» Exercise aim: Check every line of the entries below for "base", and copy the lines that have it.

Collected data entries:
· · · ·

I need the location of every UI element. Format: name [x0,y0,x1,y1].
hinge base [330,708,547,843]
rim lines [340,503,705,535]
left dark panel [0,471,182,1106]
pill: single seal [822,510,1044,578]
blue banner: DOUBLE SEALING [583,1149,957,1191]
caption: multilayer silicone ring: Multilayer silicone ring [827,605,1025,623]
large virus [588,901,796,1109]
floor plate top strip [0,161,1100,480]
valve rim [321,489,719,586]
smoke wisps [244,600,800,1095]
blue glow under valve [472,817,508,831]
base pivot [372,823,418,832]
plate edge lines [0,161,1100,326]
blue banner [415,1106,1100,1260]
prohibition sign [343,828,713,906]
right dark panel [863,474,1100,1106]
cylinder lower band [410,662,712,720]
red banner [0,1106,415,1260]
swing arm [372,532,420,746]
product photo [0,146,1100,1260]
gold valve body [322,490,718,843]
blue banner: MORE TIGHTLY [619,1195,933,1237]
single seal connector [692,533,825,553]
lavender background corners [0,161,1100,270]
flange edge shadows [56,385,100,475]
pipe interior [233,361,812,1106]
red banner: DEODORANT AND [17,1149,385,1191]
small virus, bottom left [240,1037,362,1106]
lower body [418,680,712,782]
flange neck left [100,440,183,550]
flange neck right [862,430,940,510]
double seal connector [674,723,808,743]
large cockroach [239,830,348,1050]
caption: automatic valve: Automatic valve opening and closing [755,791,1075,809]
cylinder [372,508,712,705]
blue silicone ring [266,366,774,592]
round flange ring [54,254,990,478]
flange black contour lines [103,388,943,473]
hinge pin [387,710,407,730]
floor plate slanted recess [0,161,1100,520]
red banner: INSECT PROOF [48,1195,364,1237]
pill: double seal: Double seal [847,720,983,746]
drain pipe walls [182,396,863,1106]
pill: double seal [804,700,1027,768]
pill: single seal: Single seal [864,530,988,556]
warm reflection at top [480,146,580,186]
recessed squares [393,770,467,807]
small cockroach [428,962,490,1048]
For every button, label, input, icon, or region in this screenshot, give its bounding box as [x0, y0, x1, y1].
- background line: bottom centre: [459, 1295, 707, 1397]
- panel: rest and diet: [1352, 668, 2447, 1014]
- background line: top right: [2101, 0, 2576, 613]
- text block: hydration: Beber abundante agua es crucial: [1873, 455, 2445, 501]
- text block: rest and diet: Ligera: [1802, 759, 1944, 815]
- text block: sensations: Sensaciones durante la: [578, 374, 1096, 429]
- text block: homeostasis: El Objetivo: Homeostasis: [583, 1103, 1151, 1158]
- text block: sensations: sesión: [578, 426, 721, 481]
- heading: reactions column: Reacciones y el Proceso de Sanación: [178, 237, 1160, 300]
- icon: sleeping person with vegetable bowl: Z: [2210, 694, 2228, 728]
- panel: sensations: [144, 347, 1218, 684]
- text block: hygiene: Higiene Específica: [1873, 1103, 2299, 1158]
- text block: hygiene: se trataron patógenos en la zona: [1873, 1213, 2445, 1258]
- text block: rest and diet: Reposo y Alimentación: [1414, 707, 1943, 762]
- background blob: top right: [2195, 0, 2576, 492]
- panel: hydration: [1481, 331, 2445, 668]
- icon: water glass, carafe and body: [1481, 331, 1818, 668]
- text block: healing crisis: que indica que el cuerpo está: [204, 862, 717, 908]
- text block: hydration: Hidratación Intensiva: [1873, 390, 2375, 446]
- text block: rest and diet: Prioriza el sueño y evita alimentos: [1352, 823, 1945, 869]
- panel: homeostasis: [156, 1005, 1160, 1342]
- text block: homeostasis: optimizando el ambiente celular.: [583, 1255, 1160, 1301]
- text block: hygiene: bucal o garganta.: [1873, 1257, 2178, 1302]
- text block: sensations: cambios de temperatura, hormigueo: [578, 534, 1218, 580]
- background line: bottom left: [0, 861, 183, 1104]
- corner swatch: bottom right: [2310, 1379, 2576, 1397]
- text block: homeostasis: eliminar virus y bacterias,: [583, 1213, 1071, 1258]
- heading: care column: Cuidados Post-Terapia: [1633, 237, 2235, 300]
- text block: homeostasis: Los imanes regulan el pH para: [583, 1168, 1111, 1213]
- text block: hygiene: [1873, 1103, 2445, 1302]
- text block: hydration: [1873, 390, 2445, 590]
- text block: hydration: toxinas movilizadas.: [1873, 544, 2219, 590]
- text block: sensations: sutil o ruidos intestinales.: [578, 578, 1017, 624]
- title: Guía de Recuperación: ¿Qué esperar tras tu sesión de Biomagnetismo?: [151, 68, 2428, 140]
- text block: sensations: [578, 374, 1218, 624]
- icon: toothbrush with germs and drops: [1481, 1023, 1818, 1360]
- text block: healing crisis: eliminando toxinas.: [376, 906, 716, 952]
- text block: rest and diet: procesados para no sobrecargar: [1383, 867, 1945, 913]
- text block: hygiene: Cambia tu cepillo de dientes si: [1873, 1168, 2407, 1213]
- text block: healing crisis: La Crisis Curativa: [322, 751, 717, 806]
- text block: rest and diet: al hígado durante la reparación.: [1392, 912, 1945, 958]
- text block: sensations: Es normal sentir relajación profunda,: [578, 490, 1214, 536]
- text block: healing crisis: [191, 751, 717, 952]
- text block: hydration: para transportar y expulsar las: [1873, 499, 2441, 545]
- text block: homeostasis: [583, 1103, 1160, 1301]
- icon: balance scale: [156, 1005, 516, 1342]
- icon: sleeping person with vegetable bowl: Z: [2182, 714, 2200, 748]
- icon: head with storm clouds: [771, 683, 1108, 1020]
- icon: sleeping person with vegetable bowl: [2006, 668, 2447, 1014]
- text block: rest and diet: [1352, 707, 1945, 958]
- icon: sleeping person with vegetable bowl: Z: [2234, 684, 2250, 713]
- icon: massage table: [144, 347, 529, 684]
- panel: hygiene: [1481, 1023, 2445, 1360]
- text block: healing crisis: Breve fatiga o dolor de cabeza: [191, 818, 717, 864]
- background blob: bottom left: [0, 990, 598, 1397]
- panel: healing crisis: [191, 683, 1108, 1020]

· · · ·

» Response to this exercise:
hinge base [330,708,547,843]
base pivot [372,823,418,832]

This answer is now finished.